### WORK REQUIRED
Note how many lines hold the string "Правительства" and give that number without any other words.

### RECORDED DATA
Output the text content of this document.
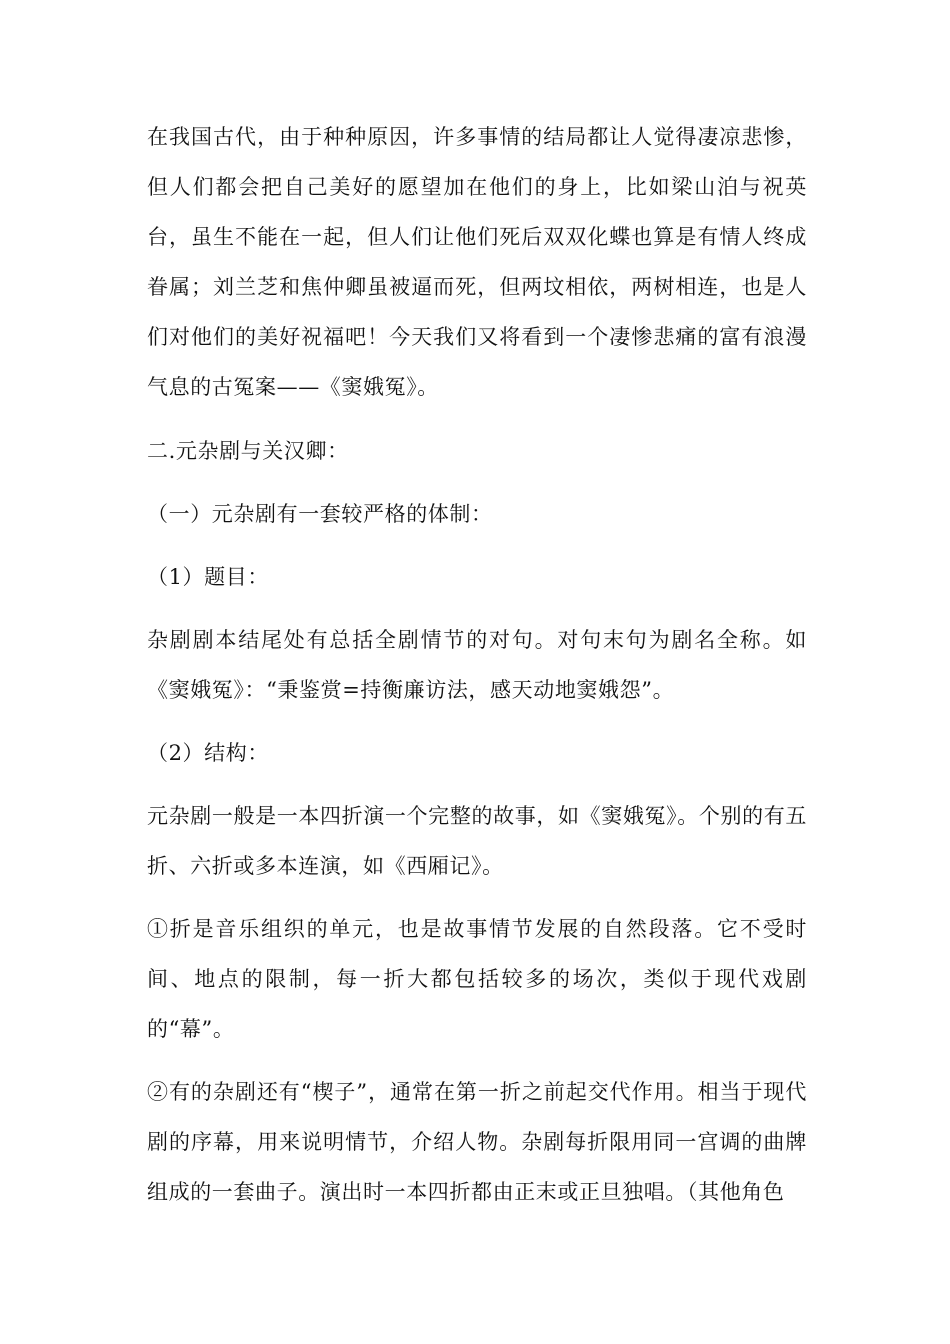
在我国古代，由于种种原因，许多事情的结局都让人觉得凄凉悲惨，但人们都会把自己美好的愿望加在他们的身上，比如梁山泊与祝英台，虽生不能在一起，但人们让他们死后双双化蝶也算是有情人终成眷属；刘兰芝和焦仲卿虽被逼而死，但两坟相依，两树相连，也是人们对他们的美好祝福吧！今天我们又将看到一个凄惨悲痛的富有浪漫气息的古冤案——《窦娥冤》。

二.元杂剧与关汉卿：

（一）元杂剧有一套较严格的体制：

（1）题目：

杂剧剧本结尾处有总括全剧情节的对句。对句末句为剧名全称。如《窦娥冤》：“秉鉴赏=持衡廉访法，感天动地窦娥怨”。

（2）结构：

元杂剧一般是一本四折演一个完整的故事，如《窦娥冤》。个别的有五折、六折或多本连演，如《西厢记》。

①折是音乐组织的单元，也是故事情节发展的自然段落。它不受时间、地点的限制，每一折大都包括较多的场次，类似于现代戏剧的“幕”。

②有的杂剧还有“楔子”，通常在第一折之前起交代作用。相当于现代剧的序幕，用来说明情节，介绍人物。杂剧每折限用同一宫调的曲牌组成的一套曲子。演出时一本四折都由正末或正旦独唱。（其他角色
==
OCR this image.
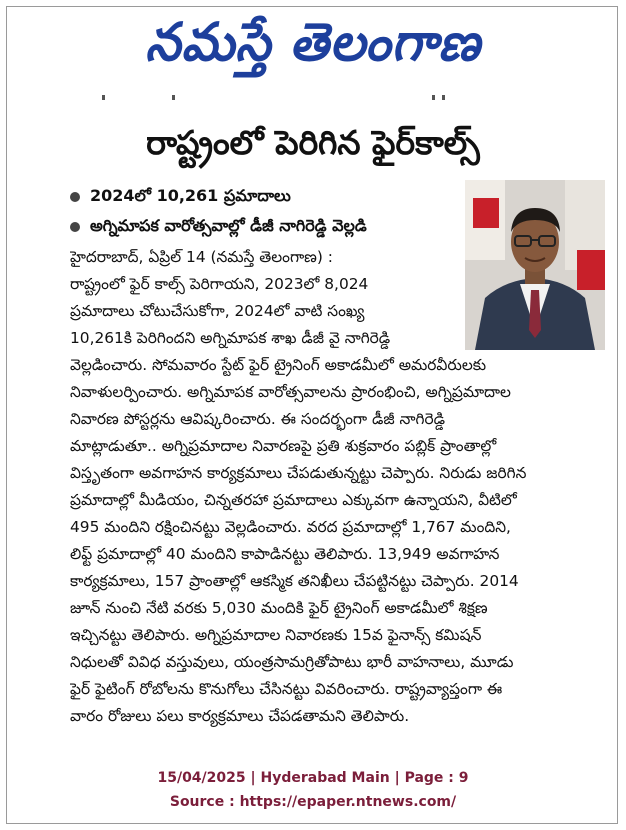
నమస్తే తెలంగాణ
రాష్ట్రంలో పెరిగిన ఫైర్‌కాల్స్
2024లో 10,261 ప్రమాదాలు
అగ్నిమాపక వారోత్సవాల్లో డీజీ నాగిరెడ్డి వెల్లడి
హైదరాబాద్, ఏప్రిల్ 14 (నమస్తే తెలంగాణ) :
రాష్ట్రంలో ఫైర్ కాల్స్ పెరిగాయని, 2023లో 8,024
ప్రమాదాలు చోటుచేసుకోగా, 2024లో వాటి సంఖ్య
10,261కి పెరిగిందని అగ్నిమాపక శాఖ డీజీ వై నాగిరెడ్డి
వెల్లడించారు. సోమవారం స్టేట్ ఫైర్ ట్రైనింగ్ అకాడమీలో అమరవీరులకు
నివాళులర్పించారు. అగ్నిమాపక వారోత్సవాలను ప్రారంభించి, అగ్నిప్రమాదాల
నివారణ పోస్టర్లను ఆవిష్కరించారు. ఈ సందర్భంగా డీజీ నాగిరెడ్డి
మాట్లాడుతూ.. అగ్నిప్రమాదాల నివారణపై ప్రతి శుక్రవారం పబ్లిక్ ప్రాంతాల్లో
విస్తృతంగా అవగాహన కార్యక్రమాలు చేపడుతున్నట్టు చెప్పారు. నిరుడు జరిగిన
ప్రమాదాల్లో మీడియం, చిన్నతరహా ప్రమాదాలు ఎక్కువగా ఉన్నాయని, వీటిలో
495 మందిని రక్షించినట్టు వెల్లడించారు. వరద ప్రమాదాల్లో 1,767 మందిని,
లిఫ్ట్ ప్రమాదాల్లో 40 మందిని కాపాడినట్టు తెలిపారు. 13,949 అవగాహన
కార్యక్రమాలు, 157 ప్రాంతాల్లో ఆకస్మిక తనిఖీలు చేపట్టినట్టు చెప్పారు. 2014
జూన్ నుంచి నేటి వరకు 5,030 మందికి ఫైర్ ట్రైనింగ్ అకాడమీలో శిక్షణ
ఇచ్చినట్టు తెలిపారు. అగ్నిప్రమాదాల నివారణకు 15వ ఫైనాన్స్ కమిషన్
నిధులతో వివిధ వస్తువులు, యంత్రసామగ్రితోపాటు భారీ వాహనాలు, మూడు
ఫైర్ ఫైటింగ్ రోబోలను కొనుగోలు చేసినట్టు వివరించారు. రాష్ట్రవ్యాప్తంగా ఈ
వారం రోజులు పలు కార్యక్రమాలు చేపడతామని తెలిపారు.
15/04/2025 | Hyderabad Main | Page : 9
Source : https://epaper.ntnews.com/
==
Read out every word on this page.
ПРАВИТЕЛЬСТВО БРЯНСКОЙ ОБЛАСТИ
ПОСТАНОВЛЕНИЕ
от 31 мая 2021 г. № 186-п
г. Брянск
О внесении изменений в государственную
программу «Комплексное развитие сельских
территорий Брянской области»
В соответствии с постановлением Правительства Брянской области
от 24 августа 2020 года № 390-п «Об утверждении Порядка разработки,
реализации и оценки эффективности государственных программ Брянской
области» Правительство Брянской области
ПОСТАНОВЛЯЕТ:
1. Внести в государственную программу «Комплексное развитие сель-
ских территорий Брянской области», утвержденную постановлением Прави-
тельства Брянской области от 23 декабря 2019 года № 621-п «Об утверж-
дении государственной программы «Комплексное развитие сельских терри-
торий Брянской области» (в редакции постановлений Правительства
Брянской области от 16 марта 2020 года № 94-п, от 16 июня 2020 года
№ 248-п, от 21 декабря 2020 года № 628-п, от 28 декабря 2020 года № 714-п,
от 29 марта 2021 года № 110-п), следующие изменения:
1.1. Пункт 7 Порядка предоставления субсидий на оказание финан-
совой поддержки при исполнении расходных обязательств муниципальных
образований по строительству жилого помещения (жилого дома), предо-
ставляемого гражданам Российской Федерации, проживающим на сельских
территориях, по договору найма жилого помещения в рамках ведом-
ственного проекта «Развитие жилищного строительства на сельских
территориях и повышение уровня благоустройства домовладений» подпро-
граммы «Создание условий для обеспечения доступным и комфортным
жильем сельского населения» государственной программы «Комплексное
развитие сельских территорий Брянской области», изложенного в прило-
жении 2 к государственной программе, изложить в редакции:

### FINAL RESULT
2